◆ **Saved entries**
____

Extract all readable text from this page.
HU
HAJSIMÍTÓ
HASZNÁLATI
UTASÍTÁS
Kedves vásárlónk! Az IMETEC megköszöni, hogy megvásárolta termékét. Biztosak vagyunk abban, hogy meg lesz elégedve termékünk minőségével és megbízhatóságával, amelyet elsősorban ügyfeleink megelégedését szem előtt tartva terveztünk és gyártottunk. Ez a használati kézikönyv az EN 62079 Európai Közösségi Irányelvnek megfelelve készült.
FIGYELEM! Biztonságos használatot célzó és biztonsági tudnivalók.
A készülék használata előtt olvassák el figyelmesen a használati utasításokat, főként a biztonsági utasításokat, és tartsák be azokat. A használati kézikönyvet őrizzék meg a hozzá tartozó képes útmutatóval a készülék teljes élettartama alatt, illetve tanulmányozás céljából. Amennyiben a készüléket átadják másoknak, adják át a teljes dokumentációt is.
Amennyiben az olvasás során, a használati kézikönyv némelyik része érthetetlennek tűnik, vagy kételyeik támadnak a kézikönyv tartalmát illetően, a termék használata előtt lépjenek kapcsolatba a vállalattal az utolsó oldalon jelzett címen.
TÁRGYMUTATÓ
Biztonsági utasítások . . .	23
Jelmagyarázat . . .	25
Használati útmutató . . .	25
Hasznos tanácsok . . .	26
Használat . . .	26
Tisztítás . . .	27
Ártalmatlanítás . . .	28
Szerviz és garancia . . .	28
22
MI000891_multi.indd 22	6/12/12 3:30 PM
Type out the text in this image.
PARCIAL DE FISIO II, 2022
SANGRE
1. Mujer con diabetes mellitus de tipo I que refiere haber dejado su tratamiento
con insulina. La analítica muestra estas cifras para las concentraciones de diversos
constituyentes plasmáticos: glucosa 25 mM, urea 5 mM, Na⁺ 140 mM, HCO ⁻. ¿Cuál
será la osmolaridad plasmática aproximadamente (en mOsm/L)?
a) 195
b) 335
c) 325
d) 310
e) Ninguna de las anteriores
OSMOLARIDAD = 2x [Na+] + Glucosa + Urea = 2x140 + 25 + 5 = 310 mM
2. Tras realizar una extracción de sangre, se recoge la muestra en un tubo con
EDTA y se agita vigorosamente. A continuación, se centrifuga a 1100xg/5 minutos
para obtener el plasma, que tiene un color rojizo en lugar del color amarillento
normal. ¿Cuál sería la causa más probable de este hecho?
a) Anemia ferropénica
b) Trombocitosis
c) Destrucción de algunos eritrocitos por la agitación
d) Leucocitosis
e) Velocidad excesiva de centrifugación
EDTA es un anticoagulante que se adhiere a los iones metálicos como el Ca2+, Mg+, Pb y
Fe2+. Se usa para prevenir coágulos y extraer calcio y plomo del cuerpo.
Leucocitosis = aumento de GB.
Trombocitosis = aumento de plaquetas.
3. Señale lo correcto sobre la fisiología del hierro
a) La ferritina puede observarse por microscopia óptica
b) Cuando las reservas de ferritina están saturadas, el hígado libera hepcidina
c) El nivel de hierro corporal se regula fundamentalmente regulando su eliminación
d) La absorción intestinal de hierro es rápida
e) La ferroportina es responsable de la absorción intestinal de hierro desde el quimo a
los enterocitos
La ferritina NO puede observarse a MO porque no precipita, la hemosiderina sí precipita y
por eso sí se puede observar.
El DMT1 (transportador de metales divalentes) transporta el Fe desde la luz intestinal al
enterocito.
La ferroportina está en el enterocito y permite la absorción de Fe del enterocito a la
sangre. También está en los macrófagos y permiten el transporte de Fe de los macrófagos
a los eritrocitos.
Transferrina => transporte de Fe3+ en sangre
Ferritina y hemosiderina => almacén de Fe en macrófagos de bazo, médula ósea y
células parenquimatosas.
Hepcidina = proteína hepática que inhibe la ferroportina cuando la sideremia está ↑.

____

◆ **WHAT IS NEEDED**
Your task is to output all of the data above word for word.

◆ **RESPONSE FOR THIS EXERCISE**
Extract all readable text from this page.
HU
HAJSIMÍTÓ
HASZNÁLATI
UTASÍTÁS
Kedves vásárlónk! Az IMETEC megköszöni, hogy megvásárolta termékét. Biztosak vagyunk abban, hogy meg lesz elégedve termékünk minőségével és megbízhatóságával, amelyet elsősorban ügyfeleink megelégedését szem előtt tartva terveztünk és gyártottunk. Ez a használati kézikönyv az EN 62079 Európai Közösségi Irányelvnek megfelelve készült.
FIGYELEM! Biztonságos használatot célzó és biztonsági tudnivalók.
A készülék használata előtt olvassák el figyelmesen a használati utasításokat, főként a biztonsági utasításokat, és tartsák be azokat. A használati kézikönyvet őrizzék meg a hozzá tartozó képes útmutatóval a készülék teljes élettartama alatt, illetve tanulmányozás céljából. Amennyiben a készüléket átadják másoknak, adják át a teljes dokumentációt is.
Amennyiben az olvasás során, a használati kézikönyv némelyik része érthetetlennek tűnik, vagy kételyeik támadnak a kézikönyv tartalmát illetően, a termék használata előtt lépjenek kapcsolatba a vállalattal az utolsó oldalon jelzett címen.
TÁRGYMUTATÓ
Biztonsági utasítások . . .	23
Jelmagyarázat . . .	25
Használati útmutató . . .	25
Hasznos tanácsok . . .	26
Használat . . .	26
Tisztítás . . .	27
Ártalmatlanítás . . .	28
Szerviz és garancia . . .	28
22
MI000891_multi.indd 22	6/12/12 3:30 PM
Type out the text in this image.
PARCIAL DE FISIO II, 2022
SANGRE
1. Mujer con diabetes mellitus de tipo I que refiere haber dejado su tratamiento
con insulina. La analítica muestra estas cifras para las concentraciones de diversos
constituyentes plasmáticos: glucosa 25 mM, urea 5 mM, Na⁺ 140 mM, HCO ⁻. ¿Cuál
será la osmolaridad plasmática aproximadamente (en mOsm/L)?
a) 195
b) 335
c) 325
d) 310
e) Ninguna de las anteriores
OSMOLARIDAD = 2x [Na+] + Glucosa + Urea = 2x140 + 25 + 5 = 310 mM
2. Tras realizar una extracción de sangre, se recoge la muestra en un tubo con
EDTA y se agita vigorosamente. A continuación, se centrifuga a 1100xg/5 minutos
para obtener el plasma, que tiene un color rojizo en lugar del color amarillento
normal. ¿Cuál sería la causa más probable de este hecho?
a) Anemia ferropénica
b) Trombocitosis
c) Destrucción de algunos eritrocitos por la agitación
d) Leucocitosis
e) Velocidad excesiva de centrifugación
EDTA es un anticoagulante que se adhiere a los iones metálicos como el Ca2+, Mg+, Pb y
Fe2+. Se usa para prevenir coágulos y extraer calcio y plomo del cuerpo.
Leucocitosis = aumento de GB.
Trombocitosis = aumento de plaquetas.
3. Señale lo correcto sobre la fisiología del hierro
a) La ferritina puede observarse por microscopia óptica
b) Cuando las reservas de ferritina están saturadas, el hígado libera hepcidina
c) El nivel de hierro corporal se regula fundamentalmente regulando su eliminación
d) La absorción intestinal de hierro es rápida
e) La ferroportina es responsable de la absorción intestinal de hierro desde el quimo a
los enterocitos
La ferritina NO puede observarse a MO porque no precipita, la hemosiderina sí precipita y
por eso sí se puede observar.
El DMT1 (transportador de metales divalentes) transporta el Fe desde la luz intestinal al
enterocito.
La ferroportina está en el enterocito y permite la absorción de Fe del enterocito a la
sangre. También está en los macrófagos y permiten el transporte de Fe de los macrófagos
a los eritrocitos.
Transferrina => transporte de Fe3+ en sangre
Ferritina y hemosiderina => almacén de Fe en macrófagos de bazo, médula ósea y
células parenquimatosas.
Hepcidina = proteína hepática que inhibe la ferroportina cuando la sideremia está ↑.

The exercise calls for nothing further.